[Collection entries]
━━━━━━━━━━
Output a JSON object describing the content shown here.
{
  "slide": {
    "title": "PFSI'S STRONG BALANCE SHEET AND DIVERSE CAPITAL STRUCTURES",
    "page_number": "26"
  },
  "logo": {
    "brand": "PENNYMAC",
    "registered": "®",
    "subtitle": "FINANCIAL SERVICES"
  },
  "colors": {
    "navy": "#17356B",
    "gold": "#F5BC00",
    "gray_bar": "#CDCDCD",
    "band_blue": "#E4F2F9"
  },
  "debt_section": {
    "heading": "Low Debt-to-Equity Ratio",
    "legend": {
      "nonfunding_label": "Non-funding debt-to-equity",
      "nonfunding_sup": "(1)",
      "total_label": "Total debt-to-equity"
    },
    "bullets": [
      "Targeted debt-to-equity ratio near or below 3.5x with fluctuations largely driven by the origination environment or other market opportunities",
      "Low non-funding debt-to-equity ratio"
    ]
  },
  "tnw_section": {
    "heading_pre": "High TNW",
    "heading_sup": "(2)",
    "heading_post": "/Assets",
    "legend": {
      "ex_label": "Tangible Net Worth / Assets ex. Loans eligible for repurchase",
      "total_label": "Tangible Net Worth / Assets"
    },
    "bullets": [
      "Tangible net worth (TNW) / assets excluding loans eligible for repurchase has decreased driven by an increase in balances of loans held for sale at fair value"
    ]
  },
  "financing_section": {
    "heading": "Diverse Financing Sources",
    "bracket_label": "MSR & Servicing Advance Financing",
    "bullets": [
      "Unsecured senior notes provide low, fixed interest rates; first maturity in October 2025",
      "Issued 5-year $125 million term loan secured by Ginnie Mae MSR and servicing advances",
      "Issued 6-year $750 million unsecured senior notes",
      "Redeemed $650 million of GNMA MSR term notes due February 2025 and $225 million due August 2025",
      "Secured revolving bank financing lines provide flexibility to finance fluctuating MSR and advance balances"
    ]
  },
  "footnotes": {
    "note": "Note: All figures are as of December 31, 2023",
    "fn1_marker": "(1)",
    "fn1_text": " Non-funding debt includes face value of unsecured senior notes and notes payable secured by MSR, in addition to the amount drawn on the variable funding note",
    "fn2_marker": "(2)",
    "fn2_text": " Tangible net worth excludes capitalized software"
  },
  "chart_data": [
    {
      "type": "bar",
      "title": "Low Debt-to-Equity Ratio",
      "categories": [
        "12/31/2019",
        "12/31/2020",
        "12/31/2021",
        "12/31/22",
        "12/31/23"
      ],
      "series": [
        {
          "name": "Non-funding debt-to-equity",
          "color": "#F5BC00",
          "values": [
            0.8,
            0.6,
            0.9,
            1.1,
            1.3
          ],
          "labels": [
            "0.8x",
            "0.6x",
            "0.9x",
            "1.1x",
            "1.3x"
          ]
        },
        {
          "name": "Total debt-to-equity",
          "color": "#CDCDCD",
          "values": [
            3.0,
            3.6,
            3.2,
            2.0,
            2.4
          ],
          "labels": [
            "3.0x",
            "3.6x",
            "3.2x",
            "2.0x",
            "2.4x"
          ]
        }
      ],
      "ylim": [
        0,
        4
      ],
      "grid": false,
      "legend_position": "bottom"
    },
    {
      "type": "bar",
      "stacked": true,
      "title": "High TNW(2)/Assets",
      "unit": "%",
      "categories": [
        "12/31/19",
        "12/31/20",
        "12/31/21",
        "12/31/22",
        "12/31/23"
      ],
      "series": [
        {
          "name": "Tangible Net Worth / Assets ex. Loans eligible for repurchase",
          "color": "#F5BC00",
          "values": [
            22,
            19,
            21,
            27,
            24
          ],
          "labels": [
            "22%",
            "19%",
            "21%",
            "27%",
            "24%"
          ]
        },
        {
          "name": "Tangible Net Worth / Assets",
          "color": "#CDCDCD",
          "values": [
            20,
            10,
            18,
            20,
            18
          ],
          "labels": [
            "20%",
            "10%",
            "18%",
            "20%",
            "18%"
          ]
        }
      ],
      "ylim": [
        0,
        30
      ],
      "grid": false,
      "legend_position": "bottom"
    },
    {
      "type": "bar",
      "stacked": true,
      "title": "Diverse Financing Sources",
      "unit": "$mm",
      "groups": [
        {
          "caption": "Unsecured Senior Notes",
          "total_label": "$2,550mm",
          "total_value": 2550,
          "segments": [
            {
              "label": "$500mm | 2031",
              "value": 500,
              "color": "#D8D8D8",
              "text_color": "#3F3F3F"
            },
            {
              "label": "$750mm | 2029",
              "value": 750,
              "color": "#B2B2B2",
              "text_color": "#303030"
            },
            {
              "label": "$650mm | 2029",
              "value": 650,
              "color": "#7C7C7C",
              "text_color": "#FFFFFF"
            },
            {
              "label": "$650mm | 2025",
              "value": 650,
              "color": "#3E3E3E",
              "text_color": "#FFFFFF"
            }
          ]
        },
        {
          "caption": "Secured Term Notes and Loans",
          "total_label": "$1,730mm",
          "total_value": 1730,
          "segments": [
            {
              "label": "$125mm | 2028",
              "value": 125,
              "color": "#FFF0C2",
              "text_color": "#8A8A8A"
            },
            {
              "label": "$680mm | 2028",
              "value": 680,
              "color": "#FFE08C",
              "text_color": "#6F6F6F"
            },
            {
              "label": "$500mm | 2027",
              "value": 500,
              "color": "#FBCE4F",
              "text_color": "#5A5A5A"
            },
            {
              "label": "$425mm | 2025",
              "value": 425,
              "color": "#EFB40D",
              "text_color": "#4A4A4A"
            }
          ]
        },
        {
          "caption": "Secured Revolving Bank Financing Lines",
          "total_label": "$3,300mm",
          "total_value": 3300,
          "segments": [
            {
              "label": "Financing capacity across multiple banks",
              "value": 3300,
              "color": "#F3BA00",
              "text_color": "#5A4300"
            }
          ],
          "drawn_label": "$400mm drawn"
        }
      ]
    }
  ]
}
━━━━━━━━━━
- WHAT THE EXERCISE ASKS: Each line in the material above must be retyped without alteration.

- SOLUTION FOR THIS PROBLEM:
Output a JSON object describing the content shown here.
{
  "slide": {
    "title": "PFSI'S STRONG BALANCE SHEET AND DIVERSE CAPITAL STRUCTURES",
    "page_number": "26"
  },
  "logo": {
    "brand": "PENNYMAC",
    "registered": "®",
    "subtitle": "FINANCIAL SERVICES"
  },
  "colors": {
    "navy": "#17356B",
    "gold": "#F5BC00",
    "gray_bar": "#CDCDCD",
    "band_blue": "#E4F2F9"
  },
  "debt_section": {
    "heading": "Low Debt-to-Equity Ratio",
    "legend": {
      "nonfunding_label": "Non-funding debt-to-equity",
      "nonfunding_sup": "(1)",
      "total_label": "Total debt-to-equity"
    },
    "bullets": [
      "Targeted debt-to-equity ratio near or below 3.5x with fluctuations largely driven by the origination environment or other market opportunities",
      "Low non-funding debt-to-equity ratio"
    ]
  },
  "tnw_section": {
    "heading_pre": "High TNW",
    "heading_sup": "(2)",
    "heading_post": "/Assets",
    "legend": {
      "ex_label": "Tangible Net Worth / Assets ex. Loans eligible for repurchase",
      "total_label": "Tangible Net Worth / Assets"
    },
    "bullets": [
      "Tangible net worth (TNW) / assets excluding loans eligible for repurchase has decreased driven by an increase in balances of loans held for sale at fair value"
    ]
  },
  "financing_section": {
    "heading": "Diverse Financing Sources",
    "bracket_label": "MSR & Servicing Advance Financing",
    "bullets": [
      "Unsecured senior notes provide low, fixed interest rates; first maturity in October 2025",
      "Issued 5-year $125 million term loan secured by Ginnie Mae MSR and servicing advances",
      "Issued 6-year $750 million unsecured senior notes",
      "Redeemed $650 million of GNMA MSR term notes due February 2025 and $225 million due August 2025",
      "Secured revolving bank financing lines provide flexibility to finance fluctuating MSR and advance balances"
    ]
  },
  "footnotes": {
    "note": "Note: All figures are as of December 31, 2023",
    "fn1_marker": "(1)",
    "fn1_text": " Non-funding debt includes face value of unsecured senior notes and notes payable secured by MSR, in addition to the amount drawn on the variable funding note",
    "fn2_marker": "(2)",
    "fn2_text": " Tangible net worth excludes capitalized software"
  },
  "chart_data": [
    {
      "type": "bar",
      "title": "Low Debt-to-Equity Ratio",
      "categories": [
        "12/31/2019",
        "12/31/2020",
        "12/31/2021",
        "12/31/22",
        "12/31/23"
      ],
      "series": [
        {
          "name": "Non-funding debt-to-equity",
          "color": "#F5BC00",
          "values": [
            0.8,
            0.6,
            0.9,
            1.1,
            1.3
          ],
          "labels": [
            "0.8x",
            "0.6x",
            "0.9x",
            "1.1x",
            "1.3x"
          ]
        },
        {
          "name": "Total debt-to-equity",
          "color": "#CDCDCD",
          "values": [
            3.0,
            3.6,
            3.2,
            2.0,
            2.4
          ],
          "labels": [
            "3.0x",
            "3.6x",
            "3.2x",
            "2.0x",
            "2.4x"
          ]
        }
      ],
      "ylim": [
        0,
        4
      ],
      "grid": false,
      "legend_position": "bottom"
    },
    {
      "type": "bar",
      "stacked": true,
      "title": "High TNW(2)/Assets",
      "unit": "%",
      "categories": [
        "12/31/19",
        "12/31/20",
        "12/31/21",
        "12/31/22",
        "12/31/23"
      ],
      "series": [
        {
          "name": "Tangible Net Worth / Assets ex. Loans eligible for repurchase",
          "color": "#F5BC00",
          "values": [
            22,
            19,
            21,
            27,
            24
          ],
          "labels": [
            "22%",
            "19%",
            "21%",
            "27%",
            "24%"
          ]
        },
        {
          "name": "Tangible Net Worth / Assets",
          "color": "#CDCDCD",
          "values": [
            20,
            10,
            18,
            20,
            18
          ],
          "labels": [
            "20%",
            "10%",
            "18%",
            "20%",
            "18%"
          ]
        }
      ],
      "ylim": [
        0,
        30
      ],
      "grid": false,
      "legend_position": "bottom"
    },
    {
      "type": "bar",
      "stacked": true,
      "title": "Diverse Financing Sources",
      "unit": "$mm",
      "groups": [
        {
          "caption": "Unsecured Senior Notes",
          "total_label": "$2,550mm",
          "total_value": 2550,
          "segments": [
            {
              "label": "$500mm | 2031",
              "value": 500,
              "color": "#D8D8D8",
              "text_color": "#3F3F3F"
            },
            {
              "label": "$750mm | 2029",
              "value": 750,
              "color": "#B2B2B2",
              "text_color": "#303030"
            },
            {
              "label": "$650mm | 2029",
              "value": 650,
              "color": "#7C7C7C",
              "text_color": "#FFFFFF"
            },
            {
              "label": "$650mm | 2025",
              "value": 650,
              "color": "#3E3E3E",
              "text_color": "#FFFFFF"
            }
          ]
        },
        {
          "caption": "Secured Term Notes and Loans",
          "total_label": "$1,730mm",
          "total_value": 1730,
          "segments": [
            {
              "label": "$125mm | 2028",
              "value": 125,
              "color": "#FFF0C2",
              "text_color": "#8A8A8A"
            },
            {
              "label": "$680mm | 2028",
              "value": 680,
              "color": "#FFE08C",
              "text_color": "#6F6F6F"
            },
            {
              "label": "$500mm | 2027",
              "value": 500,
              "color": "#FBCE4F",
              "text_color": "#5A5A5A"
            },
            {
              "label": "$425mm | 2025",
              "value": 425,
              "color": "#EFB40D",
              "text_color": "#4A4A4A"
            }
          ]
        },
        {
          "caption": "Secured Revolving Bank Financing Lines",
          "total_label": "$3,300mm",
          "total_value": 3300,
          "segments": [
            {
              "label": "Financing capacity across multiple banks",
              "value": 3300,
              "color": "#F3BA00",
              "text_color": "#5A4300"
            }
          ],
          "drawn_label": "$400mm drawn"
        }
      ]
    }
  ]
}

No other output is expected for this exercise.